» Problem to work on: Say only how many lines contain the word "Forecast".

» Listed records:
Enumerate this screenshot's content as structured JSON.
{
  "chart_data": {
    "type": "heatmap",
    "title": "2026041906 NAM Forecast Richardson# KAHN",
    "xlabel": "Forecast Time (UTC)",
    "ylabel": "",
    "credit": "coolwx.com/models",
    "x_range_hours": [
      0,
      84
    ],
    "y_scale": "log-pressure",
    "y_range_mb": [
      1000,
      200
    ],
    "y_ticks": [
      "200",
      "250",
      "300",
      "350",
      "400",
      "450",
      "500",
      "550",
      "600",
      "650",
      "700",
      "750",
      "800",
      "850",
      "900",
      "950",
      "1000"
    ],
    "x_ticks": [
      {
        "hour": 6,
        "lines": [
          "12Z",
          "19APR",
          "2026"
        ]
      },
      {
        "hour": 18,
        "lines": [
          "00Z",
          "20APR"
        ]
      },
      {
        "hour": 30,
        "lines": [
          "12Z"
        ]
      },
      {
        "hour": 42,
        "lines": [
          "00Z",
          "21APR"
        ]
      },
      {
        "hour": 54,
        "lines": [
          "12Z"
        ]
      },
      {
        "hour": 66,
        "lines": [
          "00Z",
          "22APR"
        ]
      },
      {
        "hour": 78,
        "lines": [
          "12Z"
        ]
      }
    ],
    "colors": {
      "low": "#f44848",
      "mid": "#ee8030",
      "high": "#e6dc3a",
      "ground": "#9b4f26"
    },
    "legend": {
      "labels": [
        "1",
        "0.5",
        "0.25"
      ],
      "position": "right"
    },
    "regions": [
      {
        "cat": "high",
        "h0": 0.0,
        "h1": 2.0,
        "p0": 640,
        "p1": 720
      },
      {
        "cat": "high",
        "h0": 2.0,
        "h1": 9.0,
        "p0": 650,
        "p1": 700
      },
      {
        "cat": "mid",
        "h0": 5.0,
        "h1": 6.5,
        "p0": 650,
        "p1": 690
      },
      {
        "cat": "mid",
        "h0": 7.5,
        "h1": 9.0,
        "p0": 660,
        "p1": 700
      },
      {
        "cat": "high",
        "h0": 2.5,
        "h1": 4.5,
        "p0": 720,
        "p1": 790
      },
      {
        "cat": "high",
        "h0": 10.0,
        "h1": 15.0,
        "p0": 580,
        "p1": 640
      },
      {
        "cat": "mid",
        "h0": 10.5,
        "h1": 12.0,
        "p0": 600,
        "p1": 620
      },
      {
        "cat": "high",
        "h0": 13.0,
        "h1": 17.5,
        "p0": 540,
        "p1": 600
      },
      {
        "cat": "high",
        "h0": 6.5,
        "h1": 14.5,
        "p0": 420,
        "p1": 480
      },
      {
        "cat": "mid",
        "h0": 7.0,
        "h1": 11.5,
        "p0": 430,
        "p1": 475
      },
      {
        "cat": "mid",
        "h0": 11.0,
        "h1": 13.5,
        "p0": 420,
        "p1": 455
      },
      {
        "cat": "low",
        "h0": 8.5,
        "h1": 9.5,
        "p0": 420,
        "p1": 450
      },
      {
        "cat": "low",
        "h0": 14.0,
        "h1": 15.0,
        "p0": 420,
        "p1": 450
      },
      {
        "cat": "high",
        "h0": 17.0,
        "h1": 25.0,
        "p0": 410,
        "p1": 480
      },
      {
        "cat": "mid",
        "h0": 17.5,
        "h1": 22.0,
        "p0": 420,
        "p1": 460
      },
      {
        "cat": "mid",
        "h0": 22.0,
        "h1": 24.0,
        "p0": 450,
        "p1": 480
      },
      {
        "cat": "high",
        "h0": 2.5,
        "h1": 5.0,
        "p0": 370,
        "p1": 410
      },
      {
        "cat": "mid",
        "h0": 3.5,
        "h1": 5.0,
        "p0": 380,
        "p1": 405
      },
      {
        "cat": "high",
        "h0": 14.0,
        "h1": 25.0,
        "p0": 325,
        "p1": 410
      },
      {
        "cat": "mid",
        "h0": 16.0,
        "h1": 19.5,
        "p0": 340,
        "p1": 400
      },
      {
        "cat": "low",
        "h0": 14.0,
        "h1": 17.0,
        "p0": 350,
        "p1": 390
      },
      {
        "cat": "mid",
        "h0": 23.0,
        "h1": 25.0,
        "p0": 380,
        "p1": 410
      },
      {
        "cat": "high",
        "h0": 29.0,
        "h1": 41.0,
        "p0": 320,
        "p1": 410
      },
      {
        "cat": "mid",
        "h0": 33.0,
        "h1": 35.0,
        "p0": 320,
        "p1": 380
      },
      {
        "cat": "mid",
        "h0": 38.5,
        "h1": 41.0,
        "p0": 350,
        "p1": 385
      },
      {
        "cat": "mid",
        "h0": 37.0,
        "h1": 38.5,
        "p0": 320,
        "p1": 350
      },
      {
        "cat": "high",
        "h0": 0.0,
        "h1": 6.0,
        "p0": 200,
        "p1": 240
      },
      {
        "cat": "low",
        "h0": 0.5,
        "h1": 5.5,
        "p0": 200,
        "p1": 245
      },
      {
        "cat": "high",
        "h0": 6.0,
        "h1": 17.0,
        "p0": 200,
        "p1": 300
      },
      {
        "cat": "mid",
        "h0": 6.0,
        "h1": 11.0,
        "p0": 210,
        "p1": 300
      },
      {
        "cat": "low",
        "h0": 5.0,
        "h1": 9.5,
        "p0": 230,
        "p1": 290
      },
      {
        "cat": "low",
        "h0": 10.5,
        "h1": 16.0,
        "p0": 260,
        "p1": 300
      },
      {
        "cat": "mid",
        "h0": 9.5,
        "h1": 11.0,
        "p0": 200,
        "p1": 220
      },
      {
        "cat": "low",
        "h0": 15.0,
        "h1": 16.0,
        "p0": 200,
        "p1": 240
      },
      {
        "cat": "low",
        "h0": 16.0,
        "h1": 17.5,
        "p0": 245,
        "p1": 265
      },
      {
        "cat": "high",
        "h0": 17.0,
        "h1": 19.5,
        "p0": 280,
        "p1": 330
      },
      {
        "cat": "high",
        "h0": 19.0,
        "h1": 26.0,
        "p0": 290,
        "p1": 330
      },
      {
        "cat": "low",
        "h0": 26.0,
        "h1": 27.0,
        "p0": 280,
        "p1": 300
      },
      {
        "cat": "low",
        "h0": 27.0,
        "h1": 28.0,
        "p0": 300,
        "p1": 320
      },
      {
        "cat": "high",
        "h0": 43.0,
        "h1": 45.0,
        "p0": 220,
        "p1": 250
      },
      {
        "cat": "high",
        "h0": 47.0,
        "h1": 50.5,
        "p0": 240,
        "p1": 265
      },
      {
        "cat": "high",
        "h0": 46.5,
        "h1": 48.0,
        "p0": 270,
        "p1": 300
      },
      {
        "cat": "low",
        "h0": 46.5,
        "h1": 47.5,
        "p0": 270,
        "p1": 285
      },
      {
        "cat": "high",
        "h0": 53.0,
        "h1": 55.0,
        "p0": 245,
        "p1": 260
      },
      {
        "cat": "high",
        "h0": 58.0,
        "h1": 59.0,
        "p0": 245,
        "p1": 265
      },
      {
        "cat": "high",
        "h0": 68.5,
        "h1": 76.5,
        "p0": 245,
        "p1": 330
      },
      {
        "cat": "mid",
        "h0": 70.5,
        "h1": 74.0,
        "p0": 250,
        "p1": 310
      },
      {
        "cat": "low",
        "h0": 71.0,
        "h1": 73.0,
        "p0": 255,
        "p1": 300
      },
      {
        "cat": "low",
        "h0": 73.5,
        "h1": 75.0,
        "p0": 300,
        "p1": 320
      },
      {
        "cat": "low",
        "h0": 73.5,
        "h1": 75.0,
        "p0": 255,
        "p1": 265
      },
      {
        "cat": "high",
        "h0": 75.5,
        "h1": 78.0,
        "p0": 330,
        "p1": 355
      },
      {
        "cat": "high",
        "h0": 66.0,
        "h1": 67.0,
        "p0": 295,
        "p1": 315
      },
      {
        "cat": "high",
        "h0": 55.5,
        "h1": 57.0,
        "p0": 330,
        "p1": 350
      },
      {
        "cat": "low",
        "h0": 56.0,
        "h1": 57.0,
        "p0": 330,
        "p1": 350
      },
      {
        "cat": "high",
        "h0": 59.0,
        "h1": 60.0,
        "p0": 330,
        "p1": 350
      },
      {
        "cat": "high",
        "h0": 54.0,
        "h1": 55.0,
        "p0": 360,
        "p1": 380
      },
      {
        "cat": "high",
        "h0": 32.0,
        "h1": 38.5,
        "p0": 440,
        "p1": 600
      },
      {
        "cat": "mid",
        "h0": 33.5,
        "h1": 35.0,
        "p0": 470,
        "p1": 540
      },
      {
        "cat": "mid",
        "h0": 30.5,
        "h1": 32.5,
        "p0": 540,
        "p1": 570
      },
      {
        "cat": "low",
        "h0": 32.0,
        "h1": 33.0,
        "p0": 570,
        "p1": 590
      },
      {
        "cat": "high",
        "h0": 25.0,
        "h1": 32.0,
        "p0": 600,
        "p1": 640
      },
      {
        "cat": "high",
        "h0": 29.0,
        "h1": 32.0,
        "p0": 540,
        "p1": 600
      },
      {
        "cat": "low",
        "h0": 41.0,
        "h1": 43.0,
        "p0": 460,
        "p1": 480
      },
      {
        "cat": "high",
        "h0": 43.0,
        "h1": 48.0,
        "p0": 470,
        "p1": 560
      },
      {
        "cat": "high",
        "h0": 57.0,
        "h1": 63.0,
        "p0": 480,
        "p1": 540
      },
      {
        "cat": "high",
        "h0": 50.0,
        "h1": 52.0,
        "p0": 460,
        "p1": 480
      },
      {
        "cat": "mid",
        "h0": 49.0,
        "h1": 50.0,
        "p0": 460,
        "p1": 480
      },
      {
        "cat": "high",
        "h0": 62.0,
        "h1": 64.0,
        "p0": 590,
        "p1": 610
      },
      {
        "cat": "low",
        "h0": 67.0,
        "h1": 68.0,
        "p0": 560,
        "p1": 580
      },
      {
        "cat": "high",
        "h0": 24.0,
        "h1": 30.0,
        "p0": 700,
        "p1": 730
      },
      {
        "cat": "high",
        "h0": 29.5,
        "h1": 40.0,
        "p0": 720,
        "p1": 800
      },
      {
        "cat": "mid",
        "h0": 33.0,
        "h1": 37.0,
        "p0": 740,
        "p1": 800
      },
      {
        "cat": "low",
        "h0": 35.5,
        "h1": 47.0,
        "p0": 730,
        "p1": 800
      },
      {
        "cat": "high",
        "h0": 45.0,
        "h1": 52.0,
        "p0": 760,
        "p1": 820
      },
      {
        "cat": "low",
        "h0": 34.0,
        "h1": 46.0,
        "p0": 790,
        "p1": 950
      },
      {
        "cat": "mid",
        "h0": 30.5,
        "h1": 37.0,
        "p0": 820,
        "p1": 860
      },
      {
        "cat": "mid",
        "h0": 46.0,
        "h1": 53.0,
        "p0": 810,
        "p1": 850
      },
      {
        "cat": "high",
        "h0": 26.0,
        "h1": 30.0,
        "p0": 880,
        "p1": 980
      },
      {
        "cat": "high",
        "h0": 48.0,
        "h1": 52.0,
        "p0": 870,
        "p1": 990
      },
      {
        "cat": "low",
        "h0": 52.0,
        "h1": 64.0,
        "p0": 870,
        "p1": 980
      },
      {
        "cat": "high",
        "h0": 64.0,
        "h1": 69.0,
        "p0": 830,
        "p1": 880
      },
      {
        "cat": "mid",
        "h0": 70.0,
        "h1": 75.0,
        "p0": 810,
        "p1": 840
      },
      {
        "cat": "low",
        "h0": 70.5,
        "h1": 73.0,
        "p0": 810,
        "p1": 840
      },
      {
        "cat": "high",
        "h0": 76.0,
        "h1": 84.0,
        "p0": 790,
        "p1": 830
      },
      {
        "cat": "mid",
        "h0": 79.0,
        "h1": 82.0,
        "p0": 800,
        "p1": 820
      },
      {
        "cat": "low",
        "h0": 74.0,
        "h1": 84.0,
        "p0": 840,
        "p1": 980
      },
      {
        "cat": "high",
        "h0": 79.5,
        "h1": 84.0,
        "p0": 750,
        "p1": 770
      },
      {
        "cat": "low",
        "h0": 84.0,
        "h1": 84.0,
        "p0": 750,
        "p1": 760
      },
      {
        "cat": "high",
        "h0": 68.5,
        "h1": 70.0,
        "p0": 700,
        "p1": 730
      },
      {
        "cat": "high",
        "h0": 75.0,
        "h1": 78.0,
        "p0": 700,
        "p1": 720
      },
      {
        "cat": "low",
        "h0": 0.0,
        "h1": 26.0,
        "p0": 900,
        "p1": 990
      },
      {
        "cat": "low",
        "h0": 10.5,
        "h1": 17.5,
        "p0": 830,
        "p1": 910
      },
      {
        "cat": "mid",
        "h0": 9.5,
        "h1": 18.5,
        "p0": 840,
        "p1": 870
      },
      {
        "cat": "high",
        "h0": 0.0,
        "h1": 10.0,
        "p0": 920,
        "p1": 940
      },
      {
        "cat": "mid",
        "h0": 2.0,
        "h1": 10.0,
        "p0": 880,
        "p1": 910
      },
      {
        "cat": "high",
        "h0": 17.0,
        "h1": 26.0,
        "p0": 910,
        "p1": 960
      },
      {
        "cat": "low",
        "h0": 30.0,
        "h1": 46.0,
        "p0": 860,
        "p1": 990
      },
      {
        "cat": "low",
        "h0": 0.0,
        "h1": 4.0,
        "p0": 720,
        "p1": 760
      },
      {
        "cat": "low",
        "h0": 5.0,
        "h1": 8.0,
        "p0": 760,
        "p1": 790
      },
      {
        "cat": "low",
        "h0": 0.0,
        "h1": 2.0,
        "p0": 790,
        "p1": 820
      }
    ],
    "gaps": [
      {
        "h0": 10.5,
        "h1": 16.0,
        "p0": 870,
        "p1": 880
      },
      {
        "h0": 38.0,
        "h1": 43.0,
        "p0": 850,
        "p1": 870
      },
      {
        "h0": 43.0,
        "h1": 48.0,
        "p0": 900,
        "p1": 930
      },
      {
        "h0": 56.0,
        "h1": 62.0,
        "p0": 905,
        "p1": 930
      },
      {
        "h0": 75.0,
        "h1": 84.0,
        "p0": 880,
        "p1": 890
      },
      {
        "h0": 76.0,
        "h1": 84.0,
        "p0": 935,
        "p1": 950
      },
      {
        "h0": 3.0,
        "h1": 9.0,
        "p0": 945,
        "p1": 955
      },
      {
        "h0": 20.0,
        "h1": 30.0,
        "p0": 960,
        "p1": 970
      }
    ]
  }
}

» Right answer: 2